-- Start --

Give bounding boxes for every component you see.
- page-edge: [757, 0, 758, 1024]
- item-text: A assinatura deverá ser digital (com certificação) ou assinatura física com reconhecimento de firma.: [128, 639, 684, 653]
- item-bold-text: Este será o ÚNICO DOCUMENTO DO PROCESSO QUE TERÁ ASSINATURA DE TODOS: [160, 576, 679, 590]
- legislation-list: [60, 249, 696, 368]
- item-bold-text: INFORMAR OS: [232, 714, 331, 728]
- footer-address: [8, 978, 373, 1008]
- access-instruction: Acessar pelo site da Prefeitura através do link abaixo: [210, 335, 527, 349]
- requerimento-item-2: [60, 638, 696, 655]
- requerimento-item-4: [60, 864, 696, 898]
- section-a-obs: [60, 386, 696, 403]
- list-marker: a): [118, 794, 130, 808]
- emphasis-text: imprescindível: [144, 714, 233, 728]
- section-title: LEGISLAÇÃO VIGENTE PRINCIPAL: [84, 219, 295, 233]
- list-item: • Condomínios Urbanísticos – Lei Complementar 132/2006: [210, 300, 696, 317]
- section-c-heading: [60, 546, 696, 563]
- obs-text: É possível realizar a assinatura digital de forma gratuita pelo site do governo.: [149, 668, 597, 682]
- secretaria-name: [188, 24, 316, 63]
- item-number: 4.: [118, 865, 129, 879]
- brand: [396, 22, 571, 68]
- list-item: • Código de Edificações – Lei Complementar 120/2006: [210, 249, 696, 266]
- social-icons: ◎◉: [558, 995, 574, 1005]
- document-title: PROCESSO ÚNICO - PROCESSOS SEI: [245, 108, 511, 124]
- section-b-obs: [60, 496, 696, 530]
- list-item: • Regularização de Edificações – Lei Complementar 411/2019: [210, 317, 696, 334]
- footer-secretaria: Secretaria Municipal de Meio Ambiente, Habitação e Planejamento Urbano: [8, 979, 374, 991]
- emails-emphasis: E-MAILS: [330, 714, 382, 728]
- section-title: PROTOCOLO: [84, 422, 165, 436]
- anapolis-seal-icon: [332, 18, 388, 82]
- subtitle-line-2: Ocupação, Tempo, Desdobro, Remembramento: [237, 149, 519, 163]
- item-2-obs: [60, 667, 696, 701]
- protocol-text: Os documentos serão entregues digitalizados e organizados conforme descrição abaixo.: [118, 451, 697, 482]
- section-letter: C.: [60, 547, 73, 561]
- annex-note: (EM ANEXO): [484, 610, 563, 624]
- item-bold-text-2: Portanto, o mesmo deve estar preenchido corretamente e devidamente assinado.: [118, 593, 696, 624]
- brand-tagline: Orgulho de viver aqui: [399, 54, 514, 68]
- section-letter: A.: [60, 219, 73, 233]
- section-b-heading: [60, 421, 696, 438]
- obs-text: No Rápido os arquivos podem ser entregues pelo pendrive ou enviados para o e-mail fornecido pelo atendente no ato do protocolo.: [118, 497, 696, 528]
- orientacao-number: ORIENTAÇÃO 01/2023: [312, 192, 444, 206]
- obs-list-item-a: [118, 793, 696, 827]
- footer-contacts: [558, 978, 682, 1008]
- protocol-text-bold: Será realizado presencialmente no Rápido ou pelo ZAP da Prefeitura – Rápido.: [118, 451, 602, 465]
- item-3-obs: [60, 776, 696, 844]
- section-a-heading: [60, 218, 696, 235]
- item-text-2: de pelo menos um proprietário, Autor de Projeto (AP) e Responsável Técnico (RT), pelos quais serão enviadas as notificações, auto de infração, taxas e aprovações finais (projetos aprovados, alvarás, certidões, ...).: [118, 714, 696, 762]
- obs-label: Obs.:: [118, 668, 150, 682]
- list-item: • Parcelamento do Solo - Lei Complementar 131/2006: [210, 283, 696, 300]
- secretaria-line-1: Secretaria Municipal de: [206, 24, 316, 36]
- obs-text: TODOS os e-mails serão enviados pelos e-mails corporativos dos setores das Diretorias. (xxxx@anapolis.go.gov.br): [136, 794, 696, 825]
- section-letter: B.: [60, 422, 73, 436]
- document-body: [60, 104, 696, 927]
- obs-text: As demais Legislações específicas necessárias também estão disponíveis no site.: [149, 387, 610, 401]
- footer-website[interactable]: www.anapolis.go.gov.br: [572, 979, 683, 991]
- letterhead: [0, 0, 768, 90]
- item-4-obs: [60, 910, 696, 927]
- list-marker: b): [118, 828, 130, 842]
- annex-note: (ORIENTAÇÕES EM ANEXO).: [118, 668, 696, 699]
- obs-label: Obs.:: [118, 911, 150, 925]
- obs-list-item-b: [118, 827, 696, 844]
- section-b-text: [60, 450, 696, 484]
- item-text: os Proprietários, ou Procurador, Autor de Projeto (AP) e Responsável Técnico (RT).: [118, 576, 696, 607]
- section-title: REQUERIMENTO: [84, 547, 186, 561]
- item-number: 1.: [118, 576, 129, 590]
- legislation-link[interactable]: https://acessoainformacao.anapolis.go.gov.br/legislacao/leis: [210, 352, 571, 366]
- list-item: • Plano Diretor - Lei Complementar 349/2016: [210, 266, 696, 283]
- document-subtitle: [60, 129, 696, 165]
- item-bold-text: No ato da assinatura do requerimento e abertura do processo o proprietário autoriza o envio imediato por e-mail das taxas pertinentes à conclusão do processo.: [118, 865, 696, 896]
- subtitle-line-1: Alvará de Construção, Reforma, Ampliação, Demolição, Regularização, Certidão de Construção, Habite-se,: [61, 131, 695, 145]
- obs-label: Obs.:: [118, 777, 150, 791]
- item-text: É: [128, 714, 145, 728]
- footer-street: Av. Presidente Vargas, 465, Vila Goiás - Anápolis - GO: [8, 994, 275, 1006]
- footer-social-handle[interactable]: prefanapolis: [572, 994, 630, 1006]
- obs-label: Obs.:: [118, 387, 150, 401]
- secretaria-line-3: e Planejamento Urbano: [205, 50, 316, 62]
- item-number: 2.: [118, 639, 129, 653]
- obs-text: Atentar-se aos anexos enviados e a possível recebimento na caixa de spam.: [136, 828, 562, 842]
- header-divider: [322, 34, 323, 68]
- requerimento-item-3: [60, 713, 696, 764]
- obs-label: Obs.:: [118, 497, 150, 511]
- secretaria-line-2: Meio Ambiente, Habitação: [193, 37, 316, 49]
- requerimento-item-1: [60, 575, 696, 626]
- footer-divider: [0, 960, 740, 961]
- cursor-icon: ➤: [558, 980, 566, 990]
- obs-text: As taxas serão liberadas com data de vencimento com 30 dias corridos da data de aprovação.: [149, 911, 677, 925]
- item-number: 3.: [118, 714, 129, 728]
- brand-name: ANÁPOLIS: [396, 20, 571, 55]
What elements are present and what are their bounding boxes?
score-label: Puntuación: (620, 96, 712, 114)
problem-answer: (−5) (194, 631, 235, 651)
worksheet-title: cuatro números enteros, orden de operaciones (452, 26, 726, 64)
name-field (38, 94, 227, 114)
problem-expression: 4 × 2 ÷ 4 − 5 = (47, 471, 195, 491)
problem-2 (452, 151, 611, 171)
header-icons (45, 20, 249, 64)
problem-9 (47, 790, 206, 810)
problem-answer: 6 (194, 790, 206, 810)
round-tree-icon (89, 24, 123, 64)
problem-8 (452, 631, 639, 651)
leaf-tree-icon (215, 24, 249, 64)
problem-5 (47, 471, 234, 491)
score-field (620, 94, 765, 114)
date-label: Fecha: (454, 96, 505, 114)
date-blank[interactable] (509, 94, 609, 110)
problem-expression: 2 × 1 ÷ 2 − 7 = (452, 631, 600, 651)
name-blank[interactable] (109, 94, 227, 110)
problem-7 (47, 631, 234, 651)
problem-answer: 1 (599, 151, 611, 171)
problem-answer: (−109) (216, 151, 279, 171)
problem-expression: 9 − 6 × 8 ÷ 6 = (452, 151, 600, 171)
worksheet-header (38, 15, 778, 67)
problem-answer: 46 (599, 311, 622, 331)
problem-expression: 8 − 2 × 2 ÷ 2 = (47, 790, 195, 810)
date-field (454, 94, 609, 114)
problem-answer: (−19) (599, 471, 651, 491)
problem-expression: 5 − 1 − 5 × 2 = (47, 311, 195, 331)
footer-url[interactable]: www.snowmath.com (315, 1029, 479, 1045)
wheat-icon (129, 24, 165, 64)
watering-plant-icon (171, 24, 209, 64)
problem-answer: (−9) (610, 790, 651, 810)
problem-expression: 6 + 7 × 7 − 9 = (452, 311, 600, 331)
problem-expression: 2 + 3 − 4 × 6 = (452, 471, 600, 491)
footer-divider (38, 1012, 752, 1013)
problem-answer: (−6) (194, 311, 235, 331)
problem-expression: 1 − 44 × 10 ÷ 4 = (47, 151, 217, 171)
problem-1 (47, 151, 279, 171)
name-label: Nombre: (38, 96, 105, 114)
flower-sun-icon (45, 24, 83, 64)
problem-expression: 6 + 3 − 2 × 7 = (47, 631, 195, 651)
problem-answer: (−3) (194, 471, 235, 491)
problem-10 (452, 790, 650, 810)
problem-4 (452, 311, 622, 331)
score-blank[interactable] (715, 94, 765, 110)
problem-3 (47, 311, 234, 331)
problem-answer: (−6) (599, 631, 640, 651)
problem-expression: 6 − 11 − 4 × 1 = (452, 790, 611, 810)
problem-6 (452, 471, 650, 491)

-- End --

Short problem:
Starting with the first line of the entries, copy each line unchanged, and stop after the line that contains "- section-title: LEGISLAÇÃO".

Reply to the task:
Give bounding boxes for every component you see.
- page-edge: [757, 0, 758, 1024]
- item-text: A assinatura deverá ser digital (com certificação) ou assinatura física com reconhecimento de firma.: [128, 639, 684, 653]
- item-bold-text: Este será o ÚNICO DOCUMENTO DO PROCESSO QUE TERÁ ASSINATURA DE TODOS: [160, 576, 679, 590]
- legislation-list: [60, 249, 696, 368]
- item-bold-text: INFORMAR OS: [232, 714, 331, 728]
- footer-address: [8, 978, 373, 1008]
- access-instruction: Acessar pelo site da Prefeitura através do link abaixo: [210, 335, 527, 349]
- requerimento-item-2: [60, 638, 696, 655]
- requerimento-item-4: [60, 864, 696, 898]
- section-a-obs: [60, 386, 696, 403]
- list-marker: a): [118, 794, 130, 808]
- emphasis-text: imprescindível: [144, 714, 233, 728]
- section-title: LEGISLAÇÃO VIGENTE PRINCIPAL: [84, 219, 295, 233]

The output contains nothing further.